• Exercise task:
Output only the lines from the one holding "Transcribe the text in this document." to the end of the data below, please, copied exactly.

++++++++

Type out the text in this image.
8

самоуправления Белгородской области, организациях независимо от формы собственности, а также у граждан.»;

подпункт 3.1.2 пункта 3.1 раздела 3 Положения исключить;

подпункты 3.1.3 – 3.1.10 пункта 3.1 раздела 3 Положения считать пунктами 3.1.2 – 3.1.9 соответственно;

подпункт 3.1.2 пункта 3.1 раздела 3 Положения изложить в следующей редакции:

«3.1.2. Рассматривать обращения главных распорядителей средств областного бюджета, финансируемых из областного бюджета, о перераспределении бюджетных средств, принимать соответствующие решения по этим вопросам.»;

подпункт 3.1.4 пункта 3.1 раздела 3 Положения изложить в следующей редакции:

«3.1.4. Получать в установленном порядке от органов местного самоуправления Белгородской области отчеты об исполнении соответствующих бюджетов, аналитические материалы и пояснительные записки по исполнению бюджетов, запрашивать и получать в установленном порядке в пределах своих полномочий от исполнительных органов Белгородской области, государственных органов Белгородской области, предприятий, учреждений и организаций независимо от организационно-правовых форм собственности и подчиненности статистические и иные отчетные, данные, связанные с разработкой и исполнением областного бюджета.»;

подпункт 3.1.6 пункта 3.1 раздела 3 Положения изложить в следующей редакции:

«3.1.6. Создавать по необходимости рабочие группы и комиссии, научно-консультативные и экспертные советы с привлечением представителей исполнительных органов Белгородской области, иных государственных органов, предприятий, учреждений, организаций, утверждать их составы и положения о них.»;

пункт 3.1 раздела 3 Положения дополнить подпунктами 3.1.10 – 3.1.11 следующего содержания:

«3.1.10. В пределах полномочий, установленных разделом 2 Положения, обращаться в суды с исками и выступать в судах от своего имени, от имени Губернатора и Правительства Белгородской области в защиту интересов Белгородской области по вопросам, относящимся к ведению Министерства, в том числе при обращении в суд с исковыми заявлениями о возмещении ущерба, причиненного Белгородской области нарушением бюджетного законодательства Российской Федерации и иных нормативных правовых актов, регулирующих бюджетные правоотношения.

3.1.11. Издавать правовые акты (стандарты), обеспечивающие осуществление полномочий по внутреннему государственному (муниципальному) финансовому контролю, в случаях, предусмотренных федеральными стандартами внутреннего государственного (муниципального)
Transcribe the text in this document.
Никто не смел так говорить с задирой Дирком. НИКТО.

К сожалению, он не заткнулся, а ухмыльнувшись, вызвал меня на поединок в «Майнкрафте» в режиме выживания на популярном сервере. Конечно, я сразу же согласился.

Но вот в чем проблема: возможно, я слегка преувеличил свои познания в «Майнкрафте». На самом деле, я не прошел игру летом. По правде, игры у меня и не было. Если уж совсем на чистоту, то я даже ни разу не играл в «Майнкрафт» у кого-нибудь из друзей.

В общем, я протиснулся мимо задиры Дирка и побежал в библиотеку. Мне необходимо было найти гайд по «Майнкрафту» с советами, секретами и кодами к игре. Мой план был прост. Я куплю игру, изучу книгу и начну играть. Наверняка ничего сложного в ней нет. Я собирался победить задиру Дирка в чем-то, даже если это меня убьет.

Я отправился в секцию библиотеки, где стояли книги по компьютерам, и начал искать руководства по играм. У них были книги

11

++++++++

• Output below:
Transcribe the text in this document.
Никто не смел так говорить с задирой Дирком. НИКТО.

К сожалению, он не заткнулся, а ухмыльнувшись, вызвал меня на поединок в «Майнкрафте» в режиме выживания на популярном сервере. Конечно, я сразу же согласился.

Но вот в чем проблема: возможно, я слегка преувеличил свои познания в «Майнкрафте». На самом деле, я не прошел игру летом. По правде, игры у меня и не было. Если уж совсем на чистоту, то я даже ни разу не играл в «Майнкрафт» у кого-нибудь из друзей.

В общем, я протиснулся мимо задиры Дирка и побежал в библиотеку. Мне необходимо было найти гайд по «Майнкрафту» с советами, секретами и кодами к игре. Мой план был прост. Я куплю игру, изучу книгу и начну играть. Наверняка ничего сложного в ней нет. Я собирался победить задиру Дирка в чем-то, даже если это меня убьет.

Я отправился в секцию библиотеки, где стояли книги по компьютерам, и начал искать руководства по играм. У них были книги

11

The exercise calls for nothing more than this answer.